Find the number of lines containing the string "cambios" in the data. Answer with the number by itself.

*** Given data

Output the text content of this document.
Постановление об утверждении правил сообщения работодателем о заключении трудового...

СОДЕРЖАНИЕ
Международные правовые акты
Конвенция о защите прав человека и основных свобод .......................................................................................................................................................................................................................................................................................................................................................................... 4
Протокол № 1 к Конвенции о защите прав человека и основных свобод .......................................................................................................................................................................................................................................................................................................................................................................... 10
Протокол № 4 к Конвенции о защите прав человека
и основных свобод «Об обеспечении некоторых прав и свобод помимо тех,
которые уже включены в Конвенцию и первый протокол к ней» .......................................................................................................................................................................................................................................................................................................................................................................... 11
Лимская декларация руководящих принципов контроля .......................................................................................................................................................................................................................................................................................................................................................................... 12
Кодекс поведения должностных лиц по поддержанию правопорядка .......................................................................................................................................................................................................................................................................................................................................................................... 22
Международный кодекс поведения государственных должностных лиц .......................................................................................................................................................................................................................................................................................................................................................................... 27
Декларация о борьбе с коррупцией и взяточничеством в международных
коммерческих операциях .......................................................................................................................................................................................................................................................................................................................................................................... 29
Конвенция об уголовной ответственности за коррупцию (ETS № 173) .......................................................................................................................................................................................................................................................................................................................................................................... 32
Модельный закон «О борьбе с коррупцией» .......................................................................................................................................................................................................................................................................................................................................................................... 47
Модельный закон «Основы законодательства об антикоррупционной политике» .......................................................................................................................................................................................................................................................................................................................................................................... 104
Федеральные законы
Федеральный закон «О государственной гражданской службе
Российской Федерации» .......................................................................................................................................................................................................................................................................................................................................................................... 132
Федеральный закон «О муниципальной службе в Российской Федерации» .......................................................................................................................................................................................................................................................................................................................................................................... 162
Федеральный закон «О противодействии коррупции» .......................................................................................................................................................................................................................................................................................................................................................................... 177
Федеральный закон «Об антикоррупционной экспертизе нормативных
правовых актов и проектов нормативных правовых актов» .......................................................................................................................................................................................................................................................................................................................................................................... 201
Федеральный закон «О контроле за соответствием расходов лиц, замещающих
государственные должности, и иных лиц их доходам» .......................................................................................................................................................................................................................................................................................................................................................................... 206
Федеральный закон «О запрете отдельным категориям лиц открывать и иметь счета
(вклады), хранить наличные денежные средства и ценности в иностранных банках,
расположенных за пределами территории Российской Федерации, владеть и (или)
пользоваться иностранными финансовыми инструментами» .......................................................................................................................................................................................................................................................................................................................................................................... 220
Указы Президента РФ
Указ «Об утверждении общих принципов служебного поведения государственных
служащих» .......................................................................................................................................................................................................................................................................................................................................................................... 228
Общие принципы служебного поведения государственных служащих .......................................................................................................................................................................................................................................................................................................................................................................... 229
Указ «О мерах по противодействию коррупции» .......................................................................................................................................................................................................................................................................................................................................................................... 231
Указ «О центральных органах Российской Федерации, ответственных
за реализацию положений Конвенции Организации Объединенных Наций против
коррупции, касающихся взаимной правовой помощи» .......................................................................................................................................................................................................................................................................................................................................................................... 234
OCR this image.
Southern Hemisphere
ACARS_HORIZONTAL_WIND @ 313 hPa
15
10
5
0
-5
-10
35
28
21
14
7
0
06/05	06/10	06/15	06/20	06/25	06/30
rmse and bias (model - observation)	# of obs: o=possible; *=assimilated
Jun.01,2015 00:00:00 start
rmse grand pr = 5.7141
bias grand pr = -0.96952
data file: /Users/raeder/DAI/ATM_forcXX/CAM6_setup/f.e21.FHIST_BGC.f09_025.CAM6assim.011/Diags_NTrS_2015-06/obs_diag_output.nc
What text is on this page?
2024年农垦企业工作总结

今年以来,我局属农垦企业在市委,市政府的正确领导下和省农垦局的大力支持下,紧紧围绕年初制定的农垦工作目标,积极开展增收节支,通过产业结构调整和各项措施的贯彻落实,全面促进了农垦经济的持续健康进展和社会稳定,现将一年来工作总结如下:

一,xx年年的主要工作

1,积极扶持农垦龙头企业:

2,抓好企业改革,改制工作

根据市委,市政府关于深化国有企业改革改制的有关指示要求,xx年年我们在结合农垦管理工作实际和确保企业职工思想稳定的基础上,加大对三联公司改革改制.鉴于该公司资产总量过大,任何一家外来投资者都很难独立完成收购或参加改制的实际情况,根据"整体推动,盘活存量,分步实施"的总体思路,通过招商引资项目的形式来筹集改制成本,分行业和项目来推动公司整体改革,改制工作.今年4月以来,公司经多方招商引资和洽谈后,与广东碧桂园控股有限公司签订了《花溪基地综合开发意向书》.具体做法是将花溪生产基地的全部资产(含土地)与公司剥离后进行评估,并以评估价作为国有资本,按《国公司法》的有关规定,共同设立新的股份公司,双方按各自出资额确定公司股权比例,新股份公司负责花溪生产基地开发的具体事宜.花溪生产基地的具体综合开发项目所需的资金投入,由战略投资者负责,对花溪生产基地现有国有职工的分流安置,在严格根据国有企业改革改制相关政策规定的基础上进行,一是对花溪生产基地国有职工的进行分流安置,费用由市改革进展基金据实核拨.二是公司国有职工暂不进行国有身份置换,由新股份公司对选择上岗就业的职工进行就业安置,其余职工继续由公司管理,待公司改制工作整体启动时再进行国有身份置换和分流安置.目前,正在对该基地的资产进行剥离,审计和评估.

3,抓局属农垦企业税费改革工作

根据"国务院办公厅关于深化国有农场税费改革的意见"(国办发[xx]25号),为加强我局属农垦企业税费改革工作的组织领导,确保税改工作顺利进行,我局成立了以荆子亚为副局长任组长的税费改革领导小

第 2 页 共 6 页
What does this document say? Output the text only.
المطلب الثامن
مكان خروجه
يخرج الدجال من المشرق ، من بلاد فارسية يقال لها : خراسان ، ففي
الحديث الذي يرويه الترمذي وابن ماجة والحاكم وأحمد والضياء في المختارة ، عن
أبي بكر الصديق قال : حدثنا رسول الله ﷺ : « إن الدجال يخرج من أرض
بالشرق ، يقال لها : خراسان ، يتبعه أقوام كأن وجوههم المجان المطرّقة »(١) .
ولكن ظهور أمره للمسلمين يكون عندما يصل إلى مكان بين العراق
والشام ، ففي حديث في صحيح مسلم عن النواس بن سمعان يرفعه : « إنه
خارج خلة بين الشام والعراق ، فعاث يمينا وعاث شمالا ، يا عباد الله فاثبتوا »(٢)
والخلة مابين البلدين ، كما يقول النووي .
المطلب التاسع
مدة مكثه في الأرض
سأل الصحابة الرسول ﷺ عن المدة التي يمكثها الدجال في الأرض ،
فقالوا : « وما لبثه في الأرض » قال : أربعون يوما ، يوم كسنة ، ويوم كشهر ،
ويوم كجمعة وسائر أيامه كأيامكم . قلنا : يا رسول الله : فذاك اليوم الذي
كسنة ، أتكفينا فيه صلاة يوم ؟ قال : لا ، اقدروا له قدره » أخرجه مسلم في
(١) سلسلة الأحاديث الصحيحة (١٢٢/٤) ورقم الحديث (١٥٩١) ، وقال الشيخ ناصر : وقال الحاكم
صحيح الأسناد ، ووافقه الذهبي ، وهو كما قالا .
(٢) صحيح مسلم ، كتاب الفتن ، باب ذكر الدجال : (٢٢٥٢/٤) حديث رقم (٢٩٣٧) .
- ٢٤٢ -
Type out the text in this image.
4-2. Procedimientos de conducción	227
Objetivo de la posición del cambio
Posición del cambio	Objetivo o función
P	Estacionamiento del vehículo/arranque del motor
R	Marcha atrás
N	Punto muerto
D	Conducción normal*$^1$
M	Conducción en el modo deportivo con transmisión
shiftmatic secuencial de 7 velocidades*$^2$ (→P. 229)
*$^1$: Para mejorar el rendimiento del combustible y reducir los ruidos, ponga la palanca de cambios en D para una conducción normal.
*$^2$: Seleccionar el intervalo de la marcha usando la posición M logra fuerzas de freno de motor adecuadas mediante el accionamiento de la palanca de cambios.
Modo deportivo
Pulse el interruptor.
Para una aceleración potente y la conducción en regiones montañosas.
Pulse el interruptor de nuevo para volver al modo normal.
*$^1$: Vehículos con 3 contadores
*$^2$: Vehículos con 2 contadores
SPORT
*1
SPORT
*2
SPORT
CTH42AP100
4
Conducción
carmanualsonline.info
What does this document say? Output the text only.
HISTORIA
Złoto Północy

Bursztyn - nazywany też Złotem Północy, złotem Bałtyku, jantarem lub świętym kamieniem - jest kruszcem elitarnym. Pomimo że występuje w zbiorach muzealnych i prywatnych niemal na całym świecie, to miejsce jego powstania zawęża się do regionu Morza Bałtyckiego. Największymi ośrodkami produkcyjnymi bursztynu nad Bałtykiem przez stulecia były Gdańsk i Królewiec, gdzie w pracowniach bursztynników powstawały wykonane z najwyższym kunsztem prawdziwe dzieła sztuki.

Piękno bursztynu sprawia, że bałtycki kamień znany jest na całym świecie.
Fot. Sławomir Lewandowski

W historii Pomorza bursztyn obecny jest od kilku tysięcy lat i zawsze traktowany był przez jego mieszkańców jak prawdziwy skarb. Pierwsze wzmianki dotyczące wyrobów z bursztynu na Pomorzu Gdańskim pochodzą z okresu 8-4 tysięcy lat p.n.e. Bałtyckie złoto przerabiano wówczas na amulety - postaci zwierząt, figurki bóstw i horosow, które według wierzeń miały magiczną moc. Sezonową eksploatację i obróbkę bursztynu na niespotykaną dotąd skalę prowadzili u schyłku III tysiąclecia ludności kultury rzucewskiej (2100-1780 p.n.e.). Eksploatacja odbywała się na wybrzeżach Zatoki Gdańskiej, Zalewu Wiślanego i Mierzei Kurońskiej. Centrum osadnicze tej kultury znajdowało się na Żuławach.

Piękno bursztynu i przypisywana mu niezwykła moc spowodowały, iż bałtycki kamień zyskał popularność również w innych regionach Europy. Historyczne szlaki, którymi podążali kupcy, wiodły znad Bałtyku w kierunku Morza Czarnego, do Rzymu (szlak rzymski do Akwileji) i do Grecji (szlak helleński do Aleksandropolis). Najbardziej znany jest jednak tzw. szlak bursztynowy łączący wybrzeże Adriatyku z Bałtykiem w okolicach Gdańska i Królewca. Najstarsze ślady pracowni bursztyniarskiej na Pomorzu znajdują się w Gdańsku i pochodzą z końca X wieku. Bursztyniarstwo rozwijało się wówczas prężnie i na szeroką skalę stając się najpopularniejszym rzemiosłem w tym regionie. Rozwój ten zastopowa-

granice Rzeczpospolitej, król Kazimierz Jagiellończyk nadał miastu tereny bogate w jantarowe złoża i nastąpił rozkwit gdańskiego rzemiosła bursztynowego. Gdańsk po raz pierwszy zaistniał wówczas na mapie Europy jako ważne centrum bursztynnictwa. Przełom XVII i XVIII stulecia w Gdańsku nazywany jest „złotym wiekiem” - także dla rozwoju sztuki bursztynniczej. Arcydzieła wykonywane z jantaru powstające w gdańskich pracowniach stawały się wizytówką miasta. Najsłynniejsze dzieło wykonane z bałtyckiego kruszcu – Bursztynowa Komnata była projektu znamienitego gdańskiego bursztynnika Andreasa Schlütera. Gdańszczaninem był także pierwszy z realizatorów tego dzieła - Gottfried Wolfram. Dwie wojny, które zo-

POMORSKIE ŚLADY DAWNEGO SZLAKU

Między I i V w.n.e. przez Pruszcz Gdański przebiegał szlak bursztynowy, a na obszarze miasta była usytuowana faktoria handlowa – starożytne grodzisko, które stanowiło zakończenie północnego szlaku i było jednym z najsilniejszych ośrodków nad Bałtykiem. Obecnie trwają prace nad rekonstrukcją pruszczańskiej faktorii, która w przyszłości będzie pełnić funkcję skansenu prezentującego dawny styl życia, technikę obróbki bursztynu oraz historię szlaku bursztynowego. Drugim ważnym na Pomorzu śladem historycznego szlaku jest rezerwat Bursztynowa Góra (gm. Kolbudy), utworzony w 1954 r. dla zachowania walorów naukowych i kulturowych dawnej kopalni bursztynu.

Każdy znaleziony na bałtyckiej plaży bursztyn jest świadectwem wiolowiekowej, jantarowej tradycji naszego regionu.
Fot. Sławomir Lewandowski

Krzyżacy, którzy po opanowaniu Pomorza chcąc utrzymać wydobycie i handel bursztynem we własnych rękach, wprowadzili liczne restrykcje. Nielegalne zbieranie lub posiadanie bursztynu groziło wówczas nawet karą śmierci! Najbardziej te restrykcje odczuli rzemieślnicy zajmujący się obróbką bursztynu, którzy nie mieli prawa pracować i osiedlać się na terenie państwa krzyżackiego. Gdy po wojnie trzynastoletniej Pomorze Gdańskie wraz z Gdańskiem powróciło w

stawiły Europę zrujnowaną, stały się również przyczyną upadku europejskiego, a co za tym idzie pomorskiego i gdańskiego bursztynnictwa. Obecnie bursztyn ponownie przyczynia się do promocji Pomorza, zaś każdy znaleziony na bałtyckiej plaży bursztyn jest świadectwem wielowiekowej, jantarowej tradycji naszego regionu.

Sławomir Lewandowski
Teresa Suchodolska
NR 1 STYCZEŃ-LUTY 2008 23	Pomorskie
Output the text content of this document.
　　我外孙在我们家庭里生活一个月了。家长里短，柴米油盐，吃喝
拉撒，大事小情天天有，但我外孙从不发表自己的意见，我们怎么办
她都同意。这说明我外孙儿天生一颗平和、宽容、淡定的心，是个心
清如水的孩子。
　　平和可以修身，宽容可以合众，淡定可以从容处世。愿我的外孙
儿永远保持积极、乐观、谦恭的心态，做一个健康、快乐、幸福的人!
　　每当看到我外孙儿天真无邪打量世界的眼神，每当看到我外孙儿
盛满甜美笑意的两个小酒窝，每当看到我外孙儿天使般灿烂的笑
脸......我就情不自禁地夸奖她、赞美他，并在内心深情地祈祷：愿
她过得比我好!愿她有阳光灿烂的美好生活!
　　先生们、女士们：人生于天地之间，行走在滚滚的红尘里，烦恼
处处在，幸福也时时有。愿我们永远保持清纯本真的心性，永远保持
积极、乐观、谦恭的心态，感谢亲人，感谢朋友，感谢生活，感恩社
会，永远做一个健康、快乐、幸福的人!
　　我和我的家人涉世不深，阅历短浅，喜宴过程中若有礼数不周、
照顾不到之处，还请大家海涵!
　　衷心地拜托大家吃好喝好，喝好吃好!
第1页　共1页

******

> _Solved exercise_: 2